■ **Task details**: Transcribe the listing that follows in full, omitting pictures.

■ **Record extracts**:
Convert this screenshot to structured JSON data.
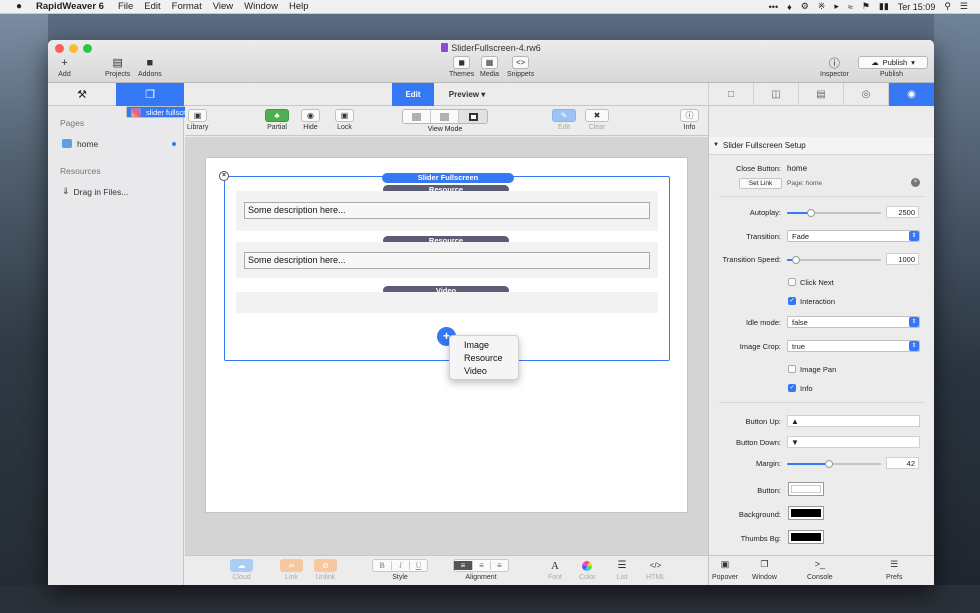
{
  "menubar": {
    "apple": "",
    "app_name": "RapidWeaver 6",
    "items": [
      "File",
      "Edit",
      "Format",
      "View",
      "Window",
      "Help"
    ],
    "clock": "Ter 15:09"
  },
  "window": {
    "title": "SliderFullscreen-4.rw6",
    "toolbar": {
      "add": "Add",
      "projects": "Projects",
      "addons": "Addons",
      "themes": "Themes",
      "media": "Media",
      "snippets": "Snippets",
      "inspector": "Inspector",
      "publish_button": "Publish",
      "publish": "Publish"
    }
  },
  "tabs": {
    "edit": "Edit",
    "preview": "Preview"
  },
  "sidebar": {
    "pages_header": "Pages",
    "pages": [
      {
        "label": "home"
      },
      {
        "label": "slider fullscreen"
      }
    ],
    "resources_header": "Resources",
    "drag_files": "Drag in Files..."
  },
  "editor_toolbar": {
    "library": "Library",
    "partial": "Partial",
    "hide": "Hide",
    "lock": "Lock",
    "view_mode": "View Mode",
    "edit": "Edit",
    "clear": "Clear",
    "info": "Info"
  },
  "canvas": {
    "stack_title": "Slider Fullscreen",
    "slides": [
      {
        "label": "Resource",
        "description": "Some description here..."
      },
      {
        "label": "Resource",
        "description": "Some description here..."
      },
      {
        "label": "Video",
        "description": ""
      }
    ],
    "add_menu": [
      "Image",
      "Resource",
      "Video"
    ]
  },
  "bottom_bar": {
    "cloud": "Cloud",
    "link": "Link",
    "unlink": "Unlink",
    "bold": "B",
    "italic": "I",
    "underline": "U",
    "style": "Style",
    "alignment": "Alignment",
    "font": "Font",
    "font_glyph": "A",
    "color": "Color",
    "list": "List",
    "html": "HTML",
    "html_glyph": "</>"
  },
  "inspector": {
    "section_title": "Slider Fullscreen Setup",
    "close_button_label": "Close Button:",
    "close_button_value": "home",
    "set_link": "Set Link",
    "page_link": "Page: home",
    "autoplay_label": "Autoplay:",
    "autoplay_value": "2500",
    "autoplay_fraction": 0.25,
    "transition_label": "Transition:",
    "transition_value": "Fade",
    "transition_speed_label": "Transition Speed:",
    "transition_speed_value": "1000",
    "transition_speed_fraction": 0.1,
    "click_next": "Click Next",
    "click_next_checked": false,
    "interaction": "Interaction",
    "interaction_checked": true,
    "idle_mode_label": "Idle mode:",
    "idle_mode_value": "false",
    "image_crop_label": "Image Crop:",
    "image_crop_value": "true",
    "image_pan": "Image Pan",
    "image_pan_checked": false,
    "info": "Info",
    "info_checked": true,
    "button_up_label": "Button Up:",
    "button_up_value": "▲",
    "button_down_label": "Button Down:",
    "button_down_value": "▼",
    "margin_label": "Margin:",
    "margin_value": "42",
    "margin_fraction": 0.45,
    "button_label": "Button:",
    "button_color": "#ffffff",
    "background_label": "Background:",
    "background_color": "#000000",
    "thumbs_bg_label": "Thumbs Bg:",
    "thumbs_bg_color": "#000000",
    "bottom": {
      "popover": "Popover",
      "window": "Window",
      "console": "Console",
      "prefs": "Prefs"
    }
  },
  "colors": {
    "accent": "#3478f6",
    "slide_label": "#5a5d73",
    "partial_green": "#4caf50"
  }
}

■ **Response**:
Convert this screenshot to structured JSON data.
{
  "menubar": {
    "apple": "",
    "app_name": "RapidWeaver 6",
    "items": [
      "File",
      "Edit",
      "Format",
      "View",
      "Window",
      "Help"
    ],
    "clock": "Ter 15:09"
  },
  "window": {
    "title": "SliderFullscreen-4.rw6",
    "toolbar": {
      "add": "Add",
      "projects": "Projects",
      "addons": "Addons",
      "themes": "Themes",
      "media": "Media",
      "snippets": "Snippets",
      "inspector": "Inspector",
      "publish_button": "Publish",
      "publish": "Publish"
    }
  },
  "tabs": {
    "edit": "Edit",
    "preview": "Preview"
  },
  "sidebar": {
    "pages_header": "Pages",
    "pages": [
      {
        "label": "home"
      },
      {
        "label": "slider fullscreen"
      }
    ],
    "resources_header": "Resources",
    "drag_files": "Drag in Files..."
  },
  "editor_toolbar": {
    "library": "Library",
    "partial": "Partial",
    "hide": "Hide",
    "lock": "Lock",
    "view_mode": "View Mode",
    "edit": "Edit",
    "clear": "Clear",
    "info": "Info"
  },
  "canvas": {
    "stack_title": "Slider Fullscreen",
    "slides": [
      {
        "label": "Resource",
        "description": "Some description here..."
      },
      {
        "label": "Resource",
        "description": "Some description here..."
      },
      {
        "label": "Video",
        "description": ""
      }
    ],
    "add_menu": [
      "Image",
      "Resource",
      "Video"
    ]
  },
  "bottom_bar": {
    "cloud": "Cloud",
    "link": "Link",
    "unlink": "Unlink",
    "bold": "B",
    "italic": "I",
    "underline": "U",
    "style": "Style",
    "alignment": "Alignment",
    "font": "Font",
    "font_glyph": "A",
    "color": "Color",
    "list": "List",
    "html": "HTML",
    "html_glyph": "</>"
  },
  "inspector": {
    "section_title": "Slider Fullscreen Setup",
    "close_button_label": "Close Button:",
    "close_button_value": "home",
    "set_link": "Set Link",
    "page_link": "Page: home",
    "autoplay_label": "Autoplay:",
    "autoplay_value": "2500",
    "autoplay_fraction": 0.25,
    "transition_label": "Transition:",
    "transition_value": "Fade",
    "transition_speed_label": "Transition Speed:",
    "transition_speed_value": "1000",
    "transition_speed_fraction": 0.1,
    "click_next": "Click Next",
    "click_next_checked": false,
    "interaction": "Interaction",
    "interaction_checked": true,
    "idle_mode_label": "Idle mode:",
    "idle_mode_value": "false",
    "image_crop_label": "Image Crop:",
    "image_crop_value": "true",
    "image_pan": "Image Pan",
    "image_pan_checked": false,
    "info": "Info",
    "info_checked": true,
    "button_up_label": "Button Up:",
    "button_up_value": "▲",
    "button_down_label": "Button Down:",
    "button_down_value": "▼",
    "margin_label": "Margin:",
    "margin_value": "42",
    "margin_fraction": 0.45,
    "button_label": "Button:",
    "button_color": "#ffffff",
    "background_label": "Background:",
    "background_color": "#000000",
    "thumbs_bg_label": "Thumbs Bg:",
    "thumbs_bg_color": "#000000",
    "bottom": {
      "popover": "Popover",
      "window": "Window",
      "console": "Console",
      "prefs": "Prefs"
    }
  },
  "colors": {
    "accent": "#3478f6",
    "slide_label": "#5a5d73",
    "partial_green": "#4caf50"
  }
}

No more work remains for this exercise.